— START Given records —

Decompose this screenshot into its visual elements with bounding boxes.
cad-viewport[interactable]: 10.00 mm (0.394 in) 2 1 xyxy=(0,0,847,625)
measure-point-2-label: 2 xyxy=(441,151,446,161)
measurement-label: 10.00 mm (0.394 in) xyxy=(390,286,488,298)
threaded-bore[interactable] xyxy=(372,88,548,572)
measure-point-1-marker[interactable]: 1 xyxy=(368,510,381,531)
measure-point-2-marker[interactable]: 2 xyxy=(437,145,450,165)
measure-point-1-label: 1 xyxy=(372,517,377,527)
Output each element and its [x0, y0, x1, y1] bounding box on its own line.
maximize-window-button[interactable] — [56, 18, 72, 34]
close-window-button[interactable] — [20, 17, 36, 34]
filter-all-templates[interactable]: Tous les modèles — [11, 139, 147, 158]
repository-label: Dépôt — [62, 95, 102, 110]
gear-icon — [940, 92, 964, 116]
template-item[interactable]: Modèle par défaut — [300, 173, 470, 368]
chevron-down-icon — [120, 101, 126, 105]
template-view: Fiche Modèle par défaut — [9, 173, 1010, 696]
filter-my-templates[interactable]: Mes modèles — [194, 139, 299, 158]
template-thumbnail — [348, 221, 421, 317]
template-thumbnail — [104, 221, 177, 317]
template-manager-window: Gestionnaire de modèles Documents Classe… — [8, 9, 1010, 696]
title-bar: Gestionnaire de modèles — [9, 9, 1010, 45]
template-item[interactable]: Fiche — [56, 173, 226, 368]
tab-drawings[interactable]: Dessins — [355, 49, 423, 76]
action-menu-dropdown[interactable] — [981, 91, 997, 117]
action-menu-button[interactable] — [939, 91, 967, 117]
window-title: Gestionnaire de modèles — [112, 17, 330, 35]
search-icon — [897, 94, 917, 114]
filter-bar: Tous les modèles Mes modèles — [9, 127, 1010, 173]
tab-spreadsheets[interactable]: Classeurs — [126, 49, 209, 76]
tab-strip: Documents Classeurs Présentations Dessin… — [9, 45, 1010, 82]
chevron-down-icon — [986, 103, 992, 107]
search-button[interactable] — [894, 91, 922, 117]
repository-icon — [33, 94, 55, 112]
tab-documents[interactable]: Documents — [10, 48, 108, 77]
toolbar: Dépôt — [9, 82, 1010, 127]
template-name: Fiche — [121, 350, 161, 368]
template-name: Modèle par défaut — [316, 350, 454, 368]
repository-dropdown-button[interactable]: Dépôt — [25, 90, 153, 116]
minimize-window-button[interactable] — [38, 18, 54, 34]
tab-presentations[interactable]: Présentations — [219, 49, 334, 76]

— END Given records —

• [Written instruction]
Copy all of these items line for line.

• [Solution]
Decompose this screenshot into its visual elements with bounding boxes.
cad-viewport[interactable]: 10.00 mm (0.394 in) 2 1 xyxy=(0,0,847,625)
measure-point-2-label: 2 xyxy=(441,151,446,161)
measurement-label: 10.00 mm (0.394 in) xyxy=(390,286,488,298)
threaded-bore[interactable] xyxy=(372,88,548,572)
measure-point-1-marker[interactable]: 1 xyxy=(368,510,381,531)
measure-point-2-marker[interactable]: 2 xyxy=(437,145,450,165)
measure-point-1-label: 1 xyxy=(372,517,377,527)
Output each element and its [x0, y0, x1, y1] bounding box on its own line.
maximize-window-button[interactable] — [56, 18, 72, 34]
close-window-button[interactable] — [20, 17, 36, 34]
filter-all-templates[interactable]: Tous les modèles — [11, 139, 147, 158]
repository-label: Dépôt — [62, 95, 102, 110]
gear-icon — [940, 92, 964, 116]
template-item[interactable]: Modèle par défaut — [300, 173, 470, 368]
chevron-down-icon — [120, 101, 126, 105]
template-view: Fiche Modèle par défaut — [9, 173, 1010, 696]
filter-my-templates[interactable]: Mes modèles — [194, 139, 299, 158]
template-thumbnail — [348, 221, 421, 317]
template-thumbnail — [104, 221, 177, 317]
template-manager-window: Gestionnaire de modèles Documents Classe… — [8, 9, 1010, 696]
title-bar: Gestionnaire de modèles — [9, 9, 1010, 45]
template-item[interactable]: Fiche — [56, 173, 226, 368]
tab-drawings[interactable]: Dessins — [355, 49, 423, 76]
action-menu-dropdown[interactable] — [981, 91, 997, 117]
action-menu-button[interactable] — [939, 91, 967, 117]
window-title: Gestionnaire de modèles — [112, 17, 330, 35]
search-icon — [897, 94, 917, 114]
filter-bar: Tous les modèles Mes modèles — [9, 127, 1010, 173]
tab-spreadsheets[interactable]: Classeurs — [126, 49, 209, 76]
tab-strip: Documents Classeurs Présentations Dessin… — [9, 45, 1010, 82]
chevron-down-icon — [986, 103, 992, 107]
search-button[interactable] — [894, 91, 922, 117]
repository-icon — [33, 94, 55, 112]
tab-documents[interactable]: Documents — [10, 48, 108, 77]
toolbar: Dépôt — [9, 82, 1010, 127]
template-name: Fiche — [121, 350, 161, 368]
template-name: Modèle par défaut — [316, 350, 454, 368]
repository-dropdown-button[interactable]: Dépôt — [25, 90, 153, 116]
minimize-window-button[interactable] — [38, 18, 54, 34]
tab-presentations[interactable]: Présentations — [219, 49, 334, 76]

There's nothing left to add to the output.